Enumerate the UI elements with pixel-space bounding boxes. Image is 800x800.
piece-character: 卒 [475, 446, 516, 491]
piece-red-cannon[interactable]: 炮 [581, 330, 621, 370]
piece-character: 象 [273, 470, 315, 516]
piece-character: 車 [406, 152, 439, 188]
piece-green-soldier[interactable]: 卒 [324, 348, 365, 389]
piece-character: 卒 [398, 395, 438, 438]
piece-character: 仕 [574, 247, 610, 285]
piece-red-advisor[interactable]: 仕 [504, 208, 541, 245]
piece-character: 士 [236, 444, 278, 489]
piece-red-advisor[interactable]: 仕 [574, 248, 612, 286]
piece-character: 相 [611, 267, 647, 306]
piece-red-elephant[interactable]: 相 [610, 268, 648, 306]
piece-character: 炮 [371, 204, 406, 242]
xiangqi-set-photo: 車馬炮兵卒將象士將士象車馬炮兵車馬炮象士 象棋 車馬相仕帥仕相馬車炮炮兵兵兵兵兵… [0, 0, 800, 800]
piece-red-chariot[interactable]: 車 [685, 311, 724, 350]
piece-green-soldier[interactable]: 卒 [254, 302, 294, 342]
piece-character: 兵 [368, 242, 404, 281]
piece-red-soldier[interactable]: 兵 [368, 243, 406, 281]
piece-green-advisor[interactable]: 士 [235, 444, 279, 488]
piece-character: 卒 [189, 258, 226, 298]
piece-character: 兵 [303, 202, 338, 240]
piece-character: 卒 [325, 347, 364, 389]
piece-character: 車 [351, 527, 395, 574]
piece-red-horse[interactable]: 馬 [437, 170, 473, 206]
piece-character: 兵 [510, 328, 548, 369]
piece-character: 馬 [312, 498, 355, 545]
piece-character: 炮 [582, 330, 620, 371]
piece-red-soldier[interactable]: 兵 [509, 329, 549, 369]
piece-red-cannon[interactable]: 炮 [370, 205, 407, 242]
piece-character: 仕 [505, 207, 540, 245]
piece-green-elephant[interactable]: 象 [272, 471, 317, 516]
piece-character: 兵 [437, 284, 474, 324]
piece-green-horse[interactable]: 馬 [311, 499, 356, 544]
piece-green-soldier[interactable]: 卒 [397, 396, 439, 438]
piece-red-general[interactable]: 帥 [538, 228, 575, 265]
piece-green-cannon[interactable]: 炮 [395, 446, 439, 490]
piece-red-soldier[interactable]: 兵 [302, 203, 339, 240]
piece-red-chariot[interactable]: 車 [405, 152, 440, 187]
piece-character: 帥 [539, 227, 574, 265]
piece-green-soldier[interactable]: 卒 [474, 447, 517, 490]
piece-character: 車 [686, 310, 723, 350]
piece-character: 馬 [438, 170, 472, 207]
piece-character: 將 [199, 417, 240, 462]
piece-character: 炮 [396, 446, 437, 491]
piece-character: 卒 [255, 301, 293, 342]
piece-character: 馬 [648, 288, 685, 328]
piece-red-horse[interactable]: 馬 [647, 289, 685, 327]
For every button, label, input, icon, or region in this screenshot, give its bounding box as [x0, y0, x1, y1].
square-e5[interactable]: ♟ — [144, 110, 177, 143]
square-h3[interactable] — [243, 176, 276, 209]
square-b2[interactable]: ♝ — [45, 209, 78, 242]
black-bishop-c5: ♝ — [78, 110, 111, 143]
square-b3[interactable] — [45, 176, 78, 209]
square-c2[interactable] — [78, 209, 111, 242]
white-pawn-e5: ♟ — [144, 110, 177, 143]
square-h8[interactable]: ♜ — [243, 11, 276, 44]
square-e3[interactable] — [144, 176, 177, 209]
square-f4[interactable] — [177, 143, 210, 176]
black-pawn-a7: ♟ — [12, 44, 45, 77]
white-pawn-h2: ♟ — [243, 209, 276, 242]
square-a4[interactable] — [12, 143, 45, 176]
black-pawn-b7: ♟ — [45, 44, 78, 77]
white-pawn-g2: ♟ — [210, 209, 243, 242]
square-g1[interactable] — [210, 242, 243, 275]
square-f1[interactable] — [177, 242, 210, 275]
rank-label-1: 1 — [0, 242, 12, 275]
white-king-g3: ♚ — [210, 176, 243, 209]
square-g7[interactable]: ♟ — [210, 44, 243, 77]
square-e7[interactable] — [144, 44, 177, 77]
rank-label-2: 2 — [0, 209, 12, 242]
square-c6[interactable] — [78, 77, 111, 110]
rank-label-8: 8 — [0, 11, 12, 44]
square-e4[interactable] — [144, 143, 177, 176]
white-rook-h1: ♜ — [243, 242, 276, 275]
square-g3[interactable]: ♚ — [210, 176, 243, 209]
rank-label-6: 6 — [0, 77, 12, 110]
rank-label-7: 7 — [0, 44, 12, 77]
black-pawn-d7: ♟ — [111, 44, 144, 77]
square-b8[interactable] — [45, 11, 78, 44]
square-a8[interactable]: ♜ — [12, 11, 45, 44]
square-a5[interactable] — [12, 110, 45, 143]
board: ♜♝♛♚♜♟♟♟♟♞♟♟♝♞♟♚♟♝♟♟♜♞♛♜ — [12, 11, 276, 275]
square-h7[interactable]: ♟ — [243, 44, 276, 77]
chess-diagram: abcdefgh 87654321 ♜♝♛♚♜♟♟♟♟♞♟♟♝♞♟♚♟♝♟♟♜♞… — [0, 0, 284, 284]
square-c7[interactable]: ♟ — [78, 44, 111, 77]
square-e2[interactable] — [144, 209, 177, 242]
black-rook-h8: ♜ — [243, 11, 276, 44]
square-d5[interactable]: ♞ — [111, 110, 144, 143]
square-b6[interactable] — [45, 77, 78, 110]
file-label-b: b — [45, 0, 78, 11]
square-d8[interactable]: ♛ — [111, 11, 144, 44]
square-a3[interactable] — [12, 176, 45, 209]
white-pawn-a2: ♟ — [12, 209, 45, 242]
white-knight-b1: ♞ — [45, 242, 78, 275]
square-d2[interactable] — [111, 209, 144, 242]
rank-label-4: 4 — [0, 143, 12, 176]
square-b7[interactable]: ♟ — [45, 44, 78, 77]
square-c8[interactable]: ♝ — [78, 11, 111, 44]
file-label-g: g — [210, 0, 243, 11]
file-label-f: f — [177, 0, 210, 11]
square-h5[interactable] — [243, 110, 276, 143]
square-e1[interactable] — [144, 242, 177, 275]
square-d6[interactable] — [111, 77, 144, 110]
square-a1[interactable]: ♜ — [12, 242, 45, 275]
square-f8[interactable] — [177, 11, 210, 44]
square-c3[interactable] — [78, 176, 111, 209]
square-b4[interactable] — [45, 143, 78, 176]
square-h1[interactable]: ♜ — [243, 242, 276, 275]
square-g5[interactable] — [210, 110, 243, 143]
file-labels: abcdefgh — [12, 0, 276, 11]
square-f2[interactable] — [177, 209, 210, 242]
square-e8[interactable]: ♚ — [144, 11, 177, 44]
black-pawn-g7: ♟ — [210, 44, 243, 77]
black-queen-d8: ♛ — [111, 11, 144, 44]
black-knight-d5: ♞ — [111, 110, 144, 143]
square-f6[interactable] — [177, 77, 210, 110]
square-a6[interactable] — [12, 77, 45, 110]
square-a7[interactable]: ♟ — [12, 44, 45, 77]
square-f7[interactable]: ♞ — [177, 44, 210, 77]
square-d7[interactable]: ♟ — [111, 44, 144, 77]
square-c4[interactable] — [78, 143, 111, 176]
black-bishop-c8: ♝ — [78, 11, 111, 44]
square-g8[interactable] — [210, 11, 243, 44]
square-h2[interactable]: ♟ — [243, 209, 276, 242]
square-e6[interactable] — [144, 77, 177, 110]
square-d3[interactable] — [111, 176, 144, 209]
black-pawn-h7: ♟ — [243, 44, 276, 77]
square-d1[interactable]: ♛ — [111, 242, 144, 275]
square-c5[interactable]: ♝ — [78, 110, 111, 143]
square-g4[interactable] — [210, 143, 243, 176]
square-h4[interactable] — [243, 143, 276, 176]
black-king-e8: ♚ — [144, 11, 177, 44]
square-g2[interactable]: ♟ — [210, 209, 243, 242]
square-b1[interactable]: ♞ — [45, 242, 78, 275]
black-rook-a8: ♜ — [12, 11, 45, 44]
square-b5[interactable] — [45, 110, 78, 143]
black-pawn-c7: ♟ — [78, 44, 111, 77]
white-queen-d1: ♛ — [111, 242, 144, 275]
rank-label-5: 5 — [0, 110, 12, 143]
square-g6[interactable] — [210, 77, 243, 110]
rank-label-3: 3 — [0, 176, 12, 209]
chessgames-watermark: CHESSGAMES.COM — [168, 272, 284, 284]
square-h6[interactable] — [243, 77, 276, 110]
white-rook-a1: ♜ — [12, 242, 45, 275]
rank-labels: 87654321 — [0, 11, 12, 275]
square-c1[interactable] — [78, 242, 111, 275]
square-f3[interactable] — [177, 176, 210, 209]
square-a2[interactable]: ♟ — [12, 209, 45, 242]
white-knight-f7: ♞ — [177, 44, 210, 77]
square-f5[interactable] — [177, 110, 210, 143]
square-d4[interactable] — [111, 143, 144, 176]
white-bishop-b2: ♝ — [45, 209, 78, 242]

SET PROBLEM. Which lines above contain the word "knight"? Copy out every such line in full, keeping their original order.

EXERCISE RESPONSE.
white-knight-b1: ♞ — [45, 242, 78, 275]
black-knight-d5: ♞ — [111, 110, 144, 143]
white-knight-f7: ♞ — [177, 44, 210, 77]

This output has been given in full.